■ **Text shown**:
The January 13th, 2022 installment of the Food Justice Series focused on the social, economic, and structural barriers that exploit immigrant and migrant farmworkers and push families to the margins.

Immigrant and migrant farmworkers play a critically important role in putting food on our nation’s tables, making up an estimated 73% of the agricultural workforce in the United States today. Despite this, food insecurity is endemic in the migrant farming community. Low wages have made it difficult for farmworkers to afford sufficient and healthy food. Farmworkers also face difficulty in accessing social safety net programs like the Supplemental Nutrition Assistance Program (SNAP) due to barriers such as immigration status, misinformation, lack of transportation, geography, and unstable living arrangements.

Undocumented workers – who make up approximately 50% of the farm labor workforce – are particularly vulnerable, as they live under the constant threat of arrest and family separation, all while working in extremely difficult and oftentimes dangerous conditions that have only been made more so by the COVID-19 pandemic and the ravages of climate change. In addition, immigrant and migrant farmworkers are often rendered invisible by institutions with the power to address unequal and exploitative working conditions.

In this installment, we also heard about new visions for an agricultural industry that values the land and the people who tend to it and examined why improving the conditions of farmworkers should be a legal, economic, and moral imperative for all of us. As consumers, we play a huge role in controlling the food system. We need to use our purchasing power and our right to vote to advocate for farmworkers who deserve justice.

■ **Problem**:
Reproduce everything in the farmworker text above from "The January 13th, 2022" down to "to the margins.", word for word.

■ **Provided data**:
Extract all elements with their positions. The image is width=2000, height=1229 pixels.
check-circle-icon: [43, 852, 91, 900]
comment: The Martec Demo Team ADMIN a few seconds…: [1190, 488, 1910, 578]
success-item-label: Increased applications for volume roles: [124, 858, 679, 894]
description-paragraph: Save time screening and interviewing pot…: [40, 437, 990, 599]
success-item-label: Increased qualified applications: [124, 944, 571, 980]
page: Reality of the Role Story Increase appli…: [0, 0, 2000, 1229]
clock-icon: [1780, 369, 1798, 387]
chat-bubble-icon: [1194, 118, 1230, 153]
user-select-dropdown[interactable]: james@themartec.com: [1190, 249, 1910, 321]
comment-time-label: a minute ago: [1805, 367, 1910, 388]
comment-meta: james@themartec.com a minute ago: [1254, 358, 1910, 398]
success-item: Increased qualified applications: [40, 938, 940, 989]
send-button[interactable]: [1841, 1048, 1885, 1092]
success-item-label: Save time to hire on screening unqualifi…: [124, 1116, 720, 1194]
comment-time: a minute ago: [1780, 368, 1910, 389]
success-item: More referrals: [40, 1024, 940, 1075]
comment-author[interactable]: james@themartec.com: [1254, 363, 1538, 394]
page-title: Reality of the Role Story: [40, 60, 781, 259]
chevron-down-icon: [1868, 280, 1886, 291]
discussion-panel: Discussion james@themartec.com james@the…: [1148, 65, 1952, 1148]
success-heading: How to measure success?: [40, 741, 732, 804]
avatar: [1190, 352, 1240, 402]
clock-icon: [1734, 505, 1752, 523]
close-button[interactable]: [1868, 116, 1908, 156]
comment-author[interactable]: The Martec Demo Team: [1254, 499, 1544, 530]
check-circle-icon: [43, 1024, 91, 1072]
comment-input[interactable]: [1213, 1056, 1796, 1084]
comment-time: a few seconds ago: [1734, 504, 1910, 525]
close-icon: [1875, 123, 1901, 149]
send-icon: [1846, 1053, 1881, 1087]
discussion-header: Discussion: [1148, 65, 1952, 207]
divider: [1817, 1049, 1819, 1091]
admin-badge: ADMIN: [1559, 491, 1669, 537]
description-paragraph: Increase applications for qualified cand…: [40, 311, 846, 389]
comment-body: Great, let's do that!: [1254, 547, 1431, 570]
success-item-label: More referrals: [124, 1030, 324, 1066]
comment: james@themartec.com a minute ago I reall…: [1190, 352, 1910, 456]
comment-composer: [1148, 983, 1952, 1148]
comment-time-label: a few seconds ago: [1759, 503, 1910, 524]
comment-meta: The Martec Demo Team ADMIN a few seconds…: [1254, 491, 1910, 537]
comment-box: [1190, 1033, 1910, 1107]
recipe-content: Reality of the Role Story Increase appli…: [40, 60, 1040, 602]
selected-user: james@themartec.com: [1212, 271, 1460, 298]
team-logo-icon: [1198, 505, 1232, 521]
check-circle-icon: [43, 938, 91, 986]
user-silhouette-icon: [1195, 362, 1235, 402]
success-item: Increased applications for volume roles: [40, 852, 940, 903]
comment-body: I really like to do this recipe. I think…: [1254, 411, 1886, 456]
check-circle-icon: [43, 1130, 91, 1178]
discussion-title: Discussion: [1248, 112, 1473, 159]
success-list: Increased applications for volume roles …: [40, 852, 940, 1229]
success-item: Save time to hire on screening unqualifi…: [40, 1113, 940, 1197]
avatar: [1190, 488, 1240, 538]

■ **Problem solution**:
The January 13th, 2022 installment of the Food Justice Series focused on the social, economic, and structural barriers that exploit immigrant and migrant farmworkers and push families to the margins.